▶ _Aim_: Rewrite the listing below with every "Published" changed to "Draft", keeping everything else the same.

________________________

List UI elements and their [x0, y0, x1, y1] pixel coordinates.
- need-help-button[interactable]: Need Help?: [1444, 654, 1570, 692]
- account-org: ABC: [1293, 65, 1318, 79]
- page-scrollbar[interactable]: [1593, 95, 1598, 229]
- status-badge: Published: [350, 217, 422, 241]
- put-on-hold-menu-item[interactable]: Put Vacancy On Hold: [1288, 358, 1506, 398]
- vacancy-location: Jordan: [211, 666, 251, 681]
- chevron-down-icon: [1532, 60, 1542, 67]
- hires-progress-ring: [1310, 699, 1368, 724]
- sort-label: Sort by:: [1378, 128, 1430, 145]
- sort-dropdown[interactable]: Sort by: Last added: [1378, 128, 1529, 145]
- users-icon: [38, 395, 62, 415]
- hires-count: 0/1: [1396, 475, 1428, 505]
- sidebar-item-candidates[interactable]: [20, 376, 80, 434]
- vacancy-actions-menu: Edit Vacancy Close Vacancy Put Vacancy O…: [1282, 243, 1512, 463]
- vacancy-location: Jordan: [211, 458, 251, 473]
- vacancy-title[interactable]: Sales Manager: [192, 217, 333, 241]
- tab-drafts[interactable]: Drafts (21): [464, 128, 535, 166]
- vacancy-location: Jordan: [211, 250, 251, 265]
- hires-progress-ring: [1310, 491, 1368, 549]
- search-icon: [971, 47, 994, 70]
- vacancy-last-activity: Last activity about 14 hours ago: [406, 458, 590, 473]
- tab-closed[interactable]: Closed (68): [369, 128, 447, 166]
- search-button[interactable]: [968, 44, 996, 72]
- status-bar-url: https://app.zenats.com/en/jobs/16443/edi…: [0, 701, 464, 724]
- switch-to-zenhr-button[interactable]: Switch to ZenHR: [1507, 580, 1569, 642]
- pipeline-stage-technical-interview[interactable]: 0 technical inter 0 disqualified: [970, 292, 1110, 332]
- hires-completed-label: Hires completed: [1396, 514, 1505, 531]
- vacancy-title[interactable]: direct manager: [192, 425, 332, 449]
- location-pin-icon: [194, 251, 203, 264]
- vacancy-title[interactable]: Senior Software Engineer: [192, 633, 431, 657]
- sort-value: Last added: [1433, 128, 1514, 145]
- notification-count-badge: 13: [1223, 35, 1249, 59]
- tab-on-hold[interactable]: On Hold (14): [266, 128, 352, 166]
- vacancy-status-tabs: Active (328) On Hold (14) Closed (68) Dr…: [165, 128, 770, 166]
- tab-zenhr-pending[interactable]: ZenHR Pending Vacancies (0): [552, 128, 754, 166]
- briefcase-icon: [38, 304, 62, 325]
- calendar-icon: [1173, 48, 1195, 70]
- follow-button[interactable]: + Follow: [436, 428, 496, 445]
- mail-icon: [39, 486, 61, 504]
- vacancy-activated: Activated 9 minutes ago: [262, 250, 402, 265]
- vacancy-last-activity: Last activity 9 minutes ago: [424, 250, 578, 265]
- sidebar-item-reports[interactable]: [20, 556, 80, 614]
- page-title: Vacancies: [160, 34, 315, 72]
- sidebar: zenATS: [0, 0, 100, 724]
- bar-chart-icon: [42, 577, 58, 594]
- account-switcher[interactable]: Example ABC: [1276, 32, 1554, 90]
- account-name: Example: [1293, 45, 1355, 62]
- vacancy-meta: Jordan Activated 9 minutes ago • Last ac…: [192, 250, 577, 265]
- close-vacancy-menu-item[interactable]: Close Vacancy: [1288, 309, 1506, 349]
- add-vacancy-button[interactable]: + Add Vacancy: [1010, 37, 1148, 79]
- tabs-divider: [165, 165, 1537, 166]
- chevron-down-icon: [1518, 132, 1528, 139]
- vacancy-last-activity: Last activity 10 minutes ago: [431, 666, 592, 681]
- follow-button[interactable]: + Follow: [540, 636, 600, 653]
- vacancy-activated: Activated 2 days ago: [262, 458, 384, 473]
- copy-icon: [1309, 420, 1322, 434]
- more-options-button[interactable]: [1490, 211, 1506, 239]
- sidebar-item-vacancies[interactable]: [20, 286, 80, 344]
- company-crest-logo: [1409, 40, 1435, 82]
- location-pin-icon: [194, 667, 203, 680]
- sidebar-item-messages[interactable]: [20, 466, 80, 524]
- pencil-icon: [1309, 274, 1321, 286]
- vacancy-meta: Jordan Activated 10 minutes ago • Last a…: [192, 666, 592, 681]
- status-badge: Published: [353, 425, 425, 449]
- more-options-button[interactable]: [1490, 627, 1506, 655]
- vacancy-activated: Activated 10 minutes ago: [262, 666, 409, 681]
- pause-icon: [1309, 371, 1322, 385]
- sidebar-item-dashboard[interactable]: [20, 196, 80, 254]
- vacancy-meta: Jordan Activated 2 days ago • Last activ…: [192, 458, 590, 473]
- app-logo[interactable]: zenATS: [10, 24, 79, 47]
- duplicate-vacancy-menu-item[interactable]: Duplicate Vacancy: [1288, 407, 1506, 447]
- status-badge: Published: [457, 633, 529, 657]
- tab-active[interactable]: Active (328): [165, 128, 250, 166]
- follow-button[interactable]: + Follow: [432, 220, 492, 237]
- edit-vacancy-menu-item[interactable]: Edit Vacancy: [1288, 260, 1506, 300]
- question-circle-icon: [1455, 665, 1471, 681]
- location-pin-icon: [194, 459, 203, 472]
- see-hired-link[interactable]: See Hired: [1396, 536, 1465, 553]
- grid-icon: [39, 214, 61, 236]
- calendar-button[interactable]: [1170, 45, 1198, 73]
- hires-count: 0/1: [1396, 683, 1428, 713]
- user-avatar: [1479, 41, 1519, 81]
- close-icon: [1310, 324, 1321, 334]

________________________

▶ _Exercise solution_:
List UI elements and their [x0, y0, x1, y1] pixel coordinates.
- need-help-button[interactable]: Need Help?: [1444, 654, 1570, 692]
- account-org: ABC: [1293, 65, 1318, 79]
- page-scrollbar[interactable]: [1593, 95, 1598, 229]
- status-badge: Draft: [350, 217, 422, 241]
- put-on-hold-menu-item[interactable]: Put Vacancy On Hold: [1288, 358, 1506, 398]
- vacancy-location: Jordan: [211, 666, 251, 681]
- chevron-down-icon: [1532, 60, 1542, 67]
- hires-progress-ring: [1310, 699, 1368, 724]
- sort-label: Sort by:: [1378, 128, 1430, 145]
- sort-dropdown[interactable]: Sort by: Last added: [1378, 128, 1529, 145]
- users-icon: [38, 395, 62, 415]
- hires-count: 0/1: [1396, 475, 1428, 505]
- sidebar-item-candidates[interactable]: [20, 376, 80, 434]
- vacancy-actions-menu: Edit Vacancy Close Vacancy Put Vacancy O…: [1282, 243, 1512, 463]
- vacancy-location: Jordan: [211, 458, 251, 473]
- vacancy-title[interactable]: Sales Manager: [192, 217, 333, 241]
- tab-drafts[interactable]: Drafts (21): [464, 128, 535, 166]
- vacancy-location: Jordan: [211, 250, 251, 265]
- hires-progress-ring: [1310, 491, 1368, 549]
- search-icon: [971, 47, 994, 70]
- vacancy-last-activity: Last activity about 14 hours ago: [406, 458, 590, 473]
- tab-closed[interactable]: Closed (68): [369, 128, 447, 166]
- search-button[interactable]: [968, 44, 996, 72]
- status-bar-url: https://app.zenats.com/en/jobs/16443/edi…: [0, 701, 464, 724]
- switch-to-zenhr-button[interactable]: Switch to ZenHR: [1507, 580, 1569, 642]
- pipeline-stage-technical-interview[interactable]: 0 technical inter 0 disqualified: [970, 292, 1110, 332]
- hires-completed-label: Hires completed: [1396, 514, 1505, 531]
- vacancy-title[interactable]: direct manager: [192, 425, 332, 449]
- location-pin-icon: [194, 251, 203, 264]
- vacancy-title[interactable]: Senior Software Engineer: [192, 633, 431, 657]
- sort-value: Last added: [1433, 128, 1514, 145]
- notification-count-badge: 13: [1223, 35, 1249, 59]
- tab-on-hold[interactable]: On Hold (14): [266, 128, 352, 166]
- vacancy-status-tabs: Active (328) On Hold (14) Closed (68) Dr…: [165, 128, 770, 166]
- tab-zenhr-pending[interactable]: ZenHR Pending Vacancies (0): [552, 128, 754, 166]
- briefcase-icon: [38, 304, 62, 325]
- calendar-icon: [1173, 48, 1195, 70]
- follow-button[interactable]: + Follow: [436, 428, 496, 445]
- mail-icon: [39, 486, 61, 504]
- vacancy-activated: Activated 9 minutes ago: [262, 250, 402, 265]
- vacancy-last-activity: Last activity 9 minutes ago: [424, 250, 578, 265]
- sidebar-item-reports[interactable]: [20, 556, 80, 614]
- page-title: Vacancies: [160, 34, 315, 72]
- sidebar: zenATS: [0, 0, 100, 724]
- bar-chart-icon: [42, 577, 58, 594]
- account-switcher[interactable]: Example ABC: [1276, 32, 1554, 90]
- account-name: Example: [1293, 45, 1355, 62]
- vacancy-meta: Jordan Activated 9 minutes ago • Last ac…: [192, 250, 577, 265]
- close-vacancy-menu-item[interactable]: Close Vacancy: [1288, 309, 1506, 349]
- add-vacancy-button[interactable]: + Add Vacancy: [1010, 37, 1148, 79]
- tabs-divider: [165, 165, 1537, 166]
- chevron-down-icon: [1518, 132, 1528, 139]
- vacancy-last-activity: Last activity 10 minutes ago: [431, 666, 592, 681]
- follow-button[interactable]: + Follow: [540, 636, 600, 653]
- vacancy-activated: Activated 2 days ago: [262, 458, 384, 473]
- copy-icon: [1309, 420, 1322, 434]
- more-options-button[interactable]: [1490, 211, 1506, 239]
- sidebar-item-vacancies[interactable]: [20, 286, 80, 344]
- company-crest-logo: [1409, 40, 1435, 82]
- location-pin-icon: [194, 667, 203, 680]
- sidebar-item-messages[interactable]: [20, 466, 80, 524]
- pencil-icon: [1309, 274, 1321, 286]
- vacancy-meta: Jordan Activated 10 minutes ago • Last a…: [192, 666, 592, 681]
- status-badge: Draft: [353, 425, 425, 449]
- more-options-button[interactable]: [1490, 627, 1506, 655]
- vacancy-activated: Activated 10 minutes ago: [262, 666, 409, 681]
- pause-icon: [1309, 371, 1322, 385]
- sidebar-item-dashboard[interactable]: [20, 196, 80, 254]
- vacancy-meta: Jordan Activated 2 days ago • Last activ…: [192, 458, 590, 473]
- app-logo[interactable]: zenATS: [10, 24, 79, 47]
- duplicate-vacancy-menu-item[interactable]: Duplicate Vacancy: [1288, 407, 1506, 447]
- status-badge: Draft: [457, 633, 529, 657]
- tab-active[interactable]: Active (328): [165, 128, 250, 166]
- follow-button[interactable]: + Follow: [432, 220, 492, 237]
- edit-vacancy-menu-item[interactable]: Edit Vacancy: [1288, 260, 1506, 300]
- question-circle-icon: [1455, 665, 1471, 681]
- location-pin-icon: [194, 459, 203, 472]
- see-hired-link[interactable]: See Hired: [1396, 536, 1465, 553]
- grid-icon: [39, 214, 61, 236]
- calendar-button[interactable]: [1170, 45, 1198, 73]
- hires-count: 0/1: [1396, 683, 1428, 713]
- user-avatar: [1479, 41, 1519, 81]
- close-icon: [1310, 324, 1321, 334]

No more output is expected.